*Materials provided*.
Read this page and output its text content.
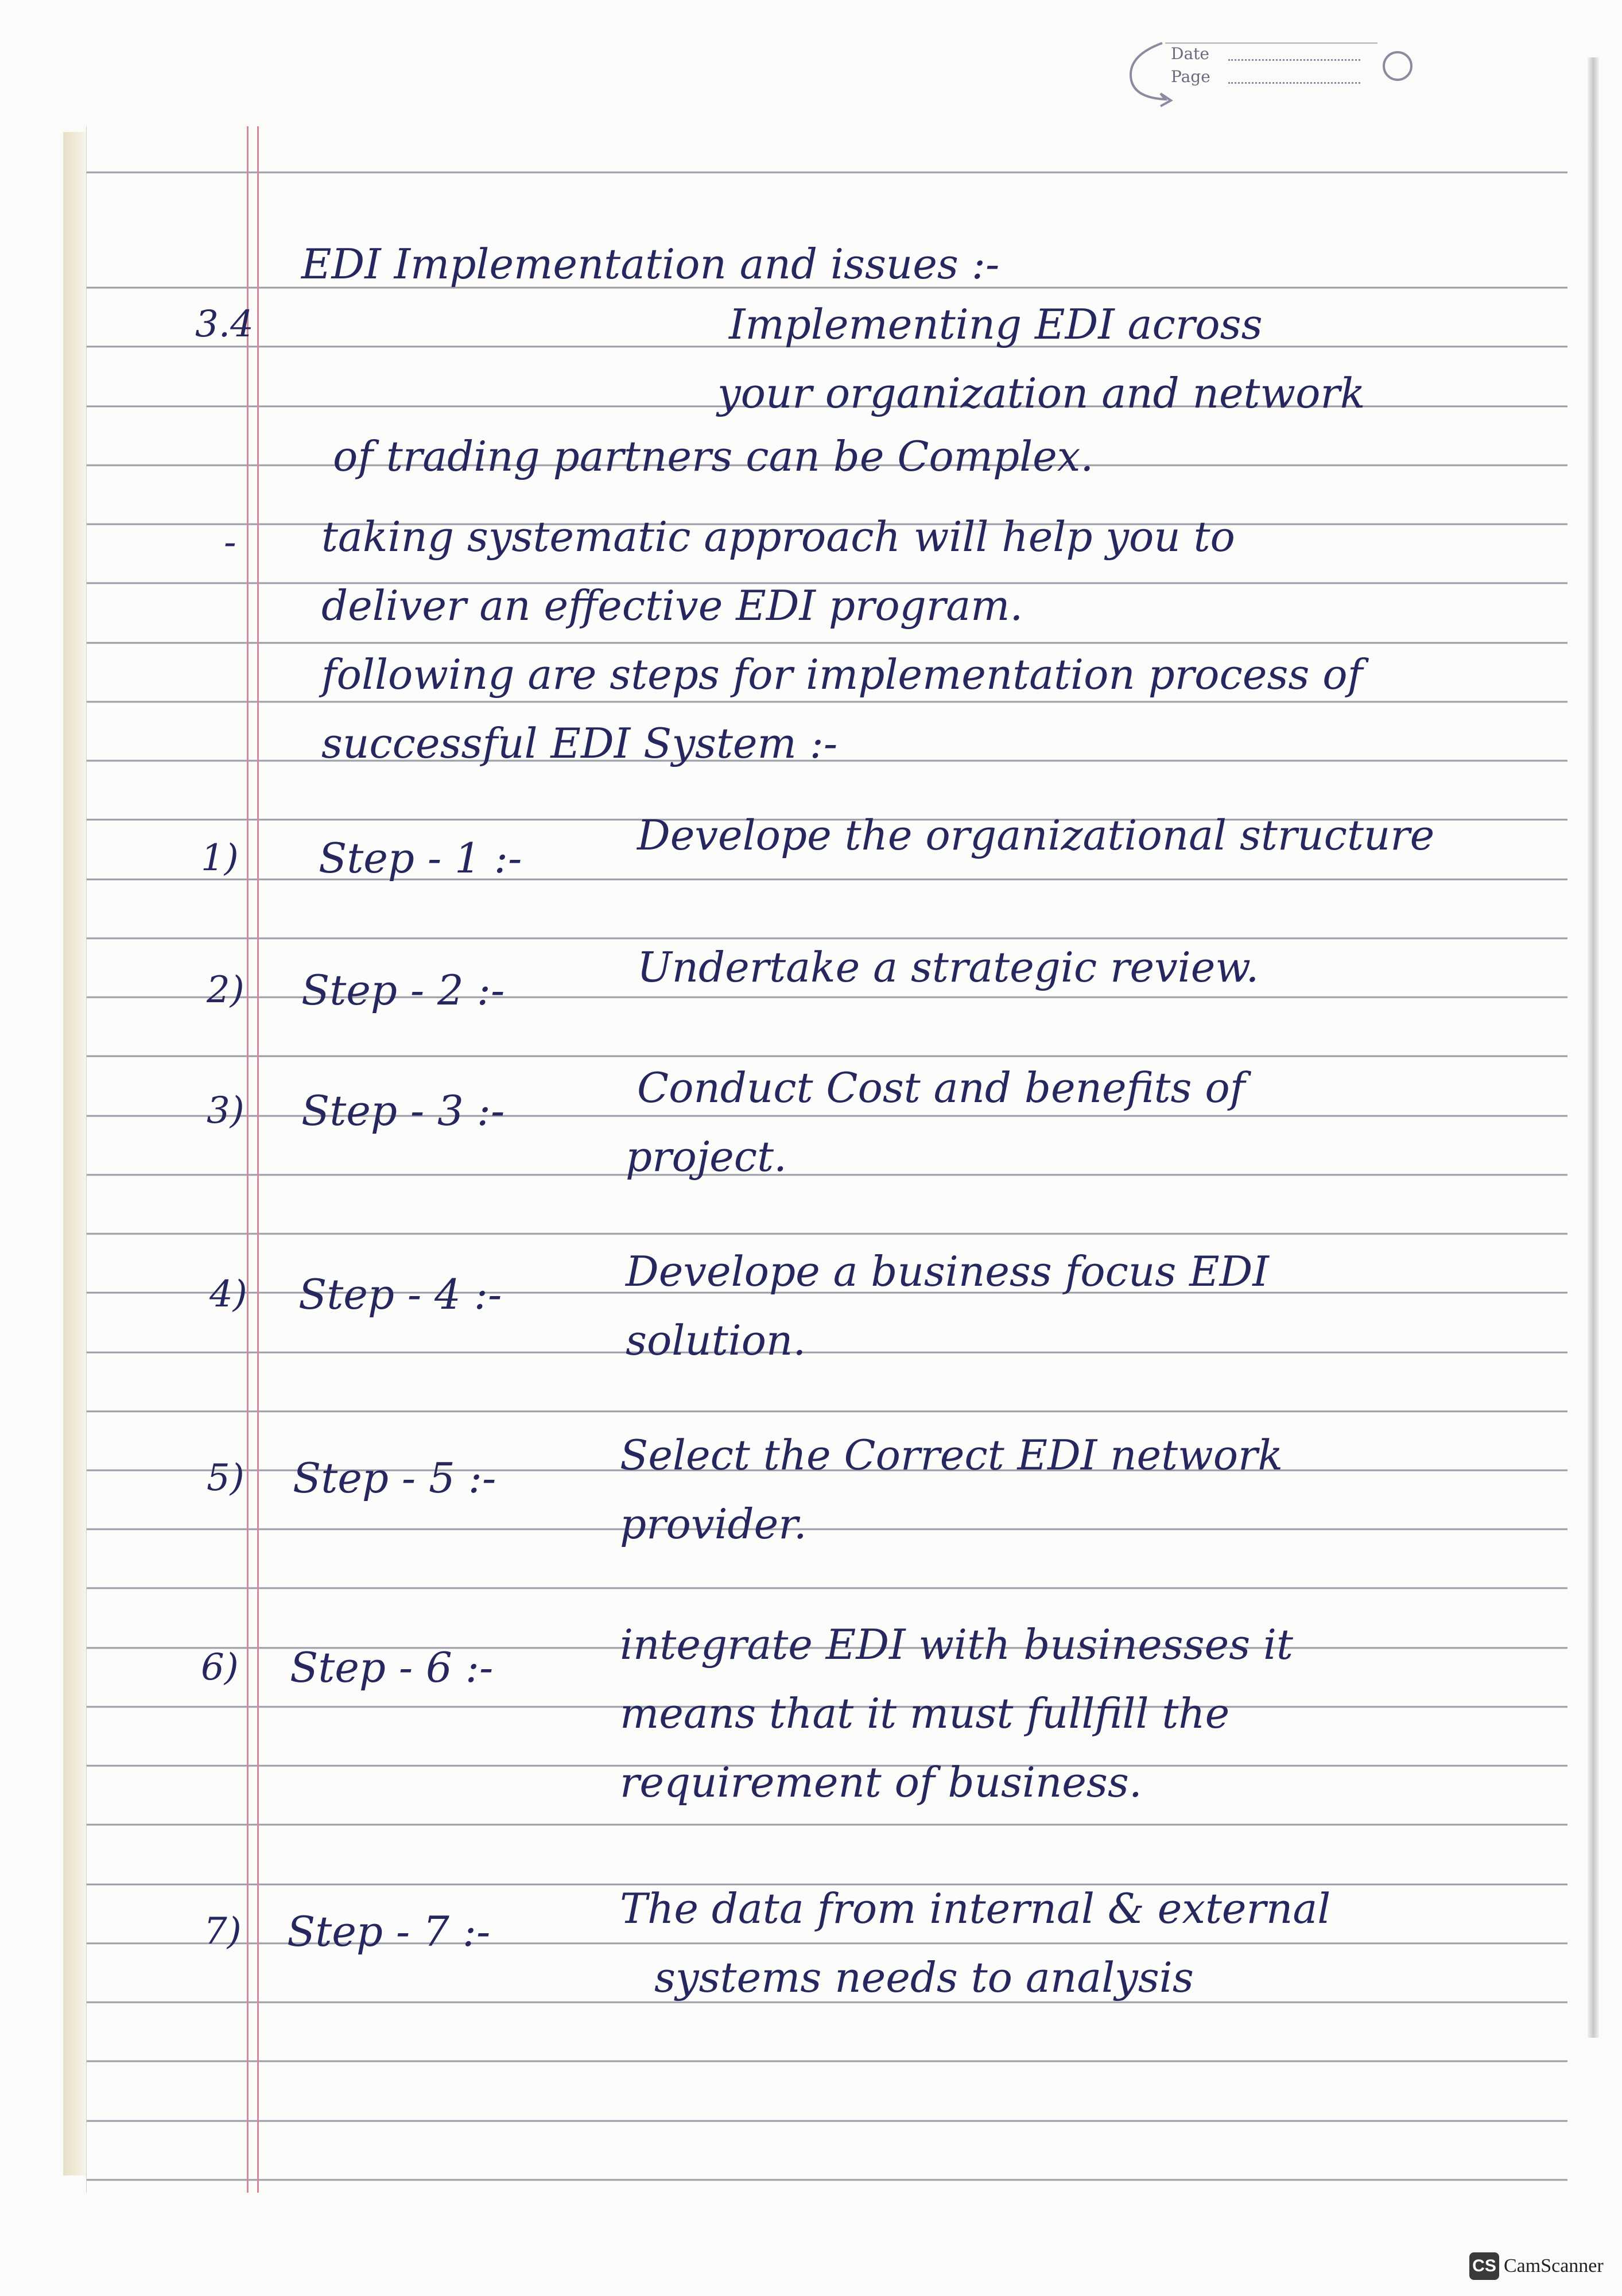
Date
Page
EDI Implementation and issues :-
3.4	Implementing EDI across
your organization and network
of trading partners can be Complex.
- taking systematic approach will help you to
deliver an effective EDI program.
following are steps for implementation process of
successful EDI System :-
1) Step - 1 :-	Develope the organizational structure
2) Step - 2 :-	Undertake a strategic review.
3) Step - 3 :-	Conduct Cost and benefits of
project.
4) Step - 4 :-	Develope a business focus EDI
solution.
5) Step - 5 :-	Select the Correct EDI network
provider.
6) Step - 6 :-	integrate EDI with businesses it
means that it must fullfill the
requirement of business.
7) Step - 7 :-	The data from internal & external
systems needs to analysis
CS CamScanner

*Your goal*. Return the lines of the records that include the string "Develope".

*Output of the exercise*.
1) Step - 1 :-	Develope the organizational structure
4) Step - 4 :-	Develope a business focus EDI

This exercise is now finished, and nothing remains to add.